:: Provided data

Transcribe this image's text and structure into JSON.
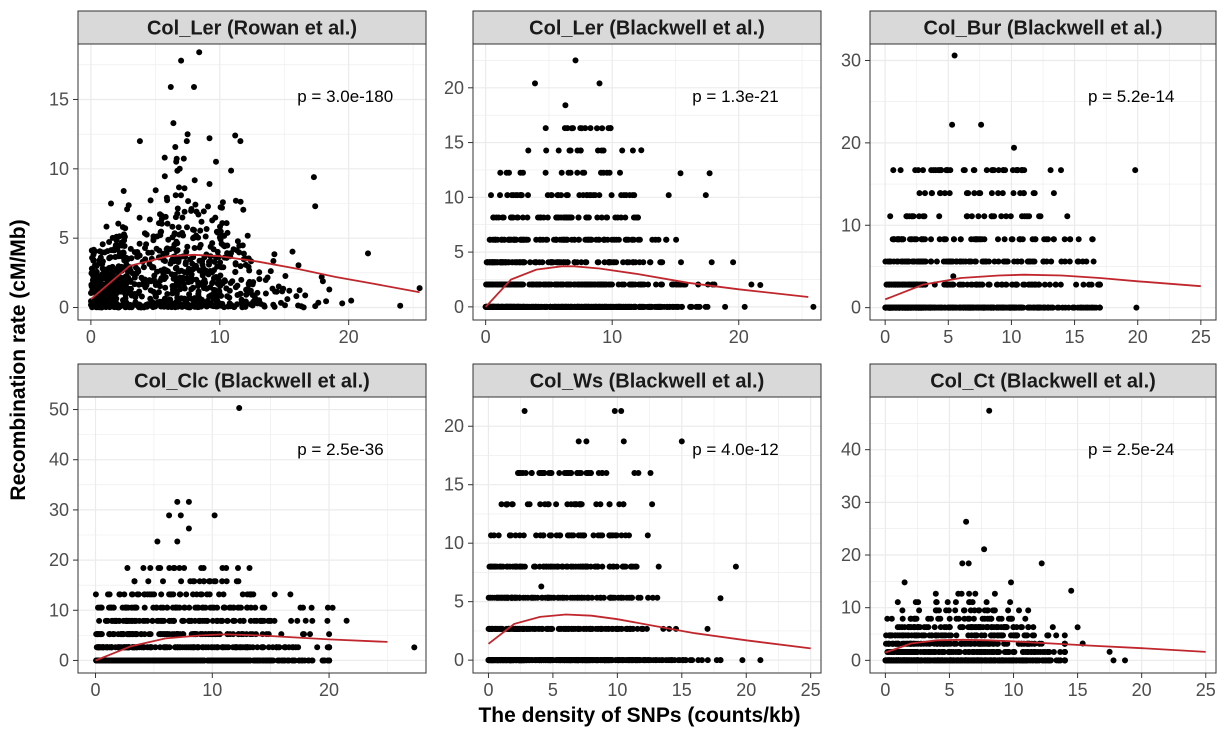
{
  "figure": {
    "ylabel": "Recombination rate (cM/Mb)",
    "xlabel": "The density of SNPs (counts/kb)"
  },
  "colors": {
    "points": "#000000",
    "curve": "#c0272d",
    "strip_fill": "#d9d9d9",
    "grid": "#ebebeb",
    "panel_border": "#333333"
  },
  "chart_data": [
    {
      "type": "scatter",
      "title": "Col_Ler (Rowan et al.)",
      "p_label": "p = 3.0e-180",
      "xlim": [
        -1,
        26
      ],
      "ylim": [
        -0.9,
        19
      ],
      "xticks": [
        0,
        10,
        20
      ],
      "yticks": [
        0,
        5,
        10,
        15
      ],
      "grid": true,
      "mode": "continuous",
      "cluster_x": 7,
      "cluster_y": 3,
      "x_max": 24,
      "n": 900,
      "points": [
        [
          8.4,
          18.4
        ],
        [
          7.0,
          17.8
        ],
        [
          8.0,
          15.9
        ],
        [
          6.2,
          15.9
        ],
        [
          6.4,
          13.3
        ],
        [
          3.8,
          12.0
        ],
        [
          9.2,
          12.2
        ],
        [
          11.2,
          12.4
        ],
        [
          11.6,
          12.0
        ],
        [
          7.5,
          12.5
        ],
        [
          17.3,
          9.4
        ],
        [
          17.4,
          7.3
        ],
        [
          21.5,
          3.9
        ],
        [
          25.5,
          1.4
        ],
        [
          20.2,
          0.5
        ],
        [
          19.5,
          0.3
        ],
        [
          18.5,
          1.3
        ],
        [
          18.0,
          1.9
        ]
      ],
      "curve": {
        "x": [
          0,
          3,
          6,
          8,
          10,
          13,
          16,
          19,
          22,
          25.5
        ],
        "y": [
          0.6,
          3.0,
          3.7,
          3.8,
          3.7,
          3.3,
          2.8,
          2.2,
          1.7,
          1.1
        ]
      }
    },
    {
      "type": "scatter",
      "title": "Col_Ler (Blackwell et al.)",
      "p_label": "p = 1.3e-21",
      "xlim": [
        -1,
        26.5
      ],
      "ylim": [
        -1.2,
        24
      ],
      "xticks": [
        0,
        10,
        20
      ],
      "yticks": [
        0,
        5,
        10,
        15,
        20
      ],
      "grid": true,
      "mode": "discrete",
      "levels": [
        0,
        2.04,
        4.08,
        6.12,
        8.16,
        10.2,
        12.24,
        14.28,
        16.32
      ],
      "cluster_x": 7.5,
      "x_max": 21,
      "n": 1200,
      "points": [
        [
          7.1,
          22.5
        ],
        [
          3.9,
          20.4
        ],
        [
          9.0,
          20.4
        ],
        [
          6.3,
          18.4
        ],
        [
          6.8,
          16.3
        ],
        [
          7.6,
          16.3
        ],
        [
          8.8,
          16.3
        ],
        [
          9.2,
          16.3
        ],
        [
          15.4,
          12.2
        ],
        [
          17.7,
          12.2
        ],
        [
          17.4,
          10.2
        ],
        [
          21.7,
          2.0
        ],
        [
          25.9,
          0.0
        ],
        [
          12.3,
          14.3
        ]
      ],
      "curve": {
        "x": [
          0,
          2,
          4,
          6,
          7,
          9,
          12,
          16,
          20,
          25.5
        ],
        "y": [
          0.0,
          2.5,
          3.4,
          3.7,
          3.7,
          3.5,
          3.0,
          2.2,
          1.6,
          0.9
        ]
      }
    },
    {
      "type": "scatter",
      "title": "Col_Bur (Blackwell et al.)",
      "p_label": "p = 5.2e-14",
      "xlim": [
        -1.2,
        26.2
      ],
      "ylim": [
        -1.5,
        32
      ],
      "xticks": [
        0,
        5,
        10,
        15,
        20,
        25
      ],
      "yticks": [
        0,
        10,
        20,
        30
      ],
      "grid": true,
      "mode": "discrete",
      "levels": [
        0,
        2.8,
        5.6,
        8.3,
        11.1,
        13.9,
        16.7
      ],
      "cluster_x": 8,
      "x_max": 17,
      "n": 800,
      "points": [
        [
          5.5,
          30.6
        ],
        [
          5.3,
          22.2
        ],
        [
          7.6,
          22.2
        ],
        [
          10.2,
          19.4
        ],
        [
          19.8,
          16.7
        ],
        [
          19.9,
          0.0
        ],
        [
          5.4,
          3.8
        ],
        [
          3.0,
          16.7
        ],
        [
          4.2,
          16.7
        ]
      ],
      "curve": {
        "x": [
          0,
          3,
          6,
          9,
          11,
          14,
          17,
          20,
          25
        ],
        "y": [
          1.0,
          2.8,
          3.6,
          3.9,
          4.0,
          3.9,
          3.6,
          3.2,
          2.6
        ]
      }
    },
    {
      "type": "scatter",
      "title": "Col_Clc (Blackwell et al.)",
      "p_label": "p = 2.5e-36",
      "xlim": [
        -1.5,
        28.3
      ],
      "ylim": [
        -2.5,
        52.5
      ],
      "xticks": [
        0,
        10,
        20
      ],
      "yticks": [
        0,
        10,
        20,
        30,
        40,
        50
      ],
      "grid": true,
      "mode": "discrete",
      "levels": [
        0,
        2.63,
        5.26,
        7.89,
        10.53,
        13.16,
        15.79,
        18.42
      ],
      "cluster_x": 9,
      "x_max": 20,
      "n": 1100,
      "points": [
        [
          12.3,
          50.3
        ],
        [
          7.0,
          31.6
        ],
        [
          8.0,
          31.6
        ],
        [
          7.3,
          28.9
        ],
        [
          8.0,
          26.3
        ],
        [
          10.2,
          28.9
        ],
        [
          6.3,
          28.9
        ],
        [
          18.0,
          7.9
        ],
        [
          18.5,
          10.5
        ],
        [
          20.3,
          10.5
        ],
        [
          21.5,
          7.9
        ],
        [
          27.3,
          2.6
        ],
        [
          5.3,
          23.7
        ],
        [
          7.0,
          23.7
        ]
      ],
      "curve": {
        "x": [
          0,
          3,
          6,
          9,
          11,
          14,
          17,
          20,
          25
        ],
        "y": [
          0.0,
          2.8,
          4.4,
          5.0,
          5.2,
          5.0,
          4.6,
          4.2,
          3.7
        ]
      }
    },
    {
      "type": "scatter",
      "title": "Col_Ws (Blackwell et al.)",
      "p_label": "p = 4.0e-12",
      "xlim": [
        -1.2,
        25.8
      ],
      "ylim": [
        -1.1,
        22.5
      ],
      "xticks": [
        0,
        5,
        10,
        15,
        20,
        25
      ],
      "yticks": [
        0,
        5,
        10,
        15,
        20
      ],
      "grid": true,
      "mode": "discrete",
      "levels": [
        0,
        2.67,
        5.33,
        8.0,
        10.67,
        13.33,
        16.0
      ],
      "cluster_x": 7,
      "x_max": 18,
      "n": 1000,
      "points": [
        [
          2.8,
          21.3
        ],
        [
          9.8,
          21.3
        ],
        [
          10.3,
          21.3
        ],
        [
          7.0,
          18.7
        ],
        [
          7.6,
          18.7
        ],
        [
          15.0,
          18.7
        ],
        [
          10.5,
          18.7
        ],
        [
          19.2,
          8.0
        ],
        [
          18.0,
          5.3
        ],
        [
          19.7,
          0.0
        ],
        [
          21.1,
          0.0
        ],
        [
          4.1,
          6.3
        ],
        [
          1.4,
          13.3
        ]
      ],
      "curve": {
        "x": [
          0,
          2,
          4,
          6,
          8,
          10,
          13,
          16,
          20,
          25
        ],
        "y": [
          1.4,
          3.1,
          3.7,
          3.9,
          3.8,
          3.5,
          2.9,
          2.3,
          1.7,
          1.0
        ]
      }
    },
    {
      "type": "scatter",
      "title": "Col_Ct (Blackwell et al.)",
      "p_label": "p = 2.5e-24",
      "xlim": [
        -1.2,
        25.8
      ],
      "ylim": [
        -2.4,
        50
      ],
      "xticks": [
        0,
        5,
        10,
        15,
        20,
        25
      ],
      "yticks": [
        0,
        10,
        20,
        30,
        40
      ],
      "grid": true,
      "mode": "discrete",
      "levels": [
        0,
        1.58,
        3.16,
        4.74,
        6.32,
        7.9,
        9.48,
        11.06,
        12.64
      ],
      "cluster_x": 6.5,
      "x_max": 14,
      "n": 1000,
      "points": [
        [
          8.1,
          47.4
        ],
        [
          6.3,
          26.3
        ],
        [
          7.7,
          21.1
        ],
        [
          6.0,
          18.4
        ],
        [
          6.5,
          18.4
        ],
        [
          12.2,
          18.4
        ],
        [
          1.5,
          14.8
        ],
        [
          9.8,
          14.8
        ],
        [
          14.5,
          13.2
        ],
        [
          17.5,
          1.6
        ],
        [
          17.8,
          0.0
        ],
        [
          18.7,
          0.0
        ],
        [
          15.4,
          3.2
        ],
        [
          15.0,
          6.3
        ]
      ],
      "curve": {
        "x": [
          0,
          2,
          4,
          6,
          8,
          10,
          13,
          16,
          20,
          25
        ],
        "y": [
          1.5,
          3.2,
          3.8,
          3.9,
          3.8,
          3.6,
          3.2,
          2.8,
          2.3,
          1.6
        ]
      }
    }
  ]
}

::::

Take every line that includes the string "title" and copy it.

      "title": "Col_Ler (Rowan et al.)",
      "title": "Col_Ler (Blackwell et al.)",
      "title": "Col_Bur (Blackwell et al.)",
      "title": "Col_Clc (Blackwell et al.)",
      "title": "Col_Ws (Blackwell et al.)",
      "title": "Col_Ct (Blackwell et al.)",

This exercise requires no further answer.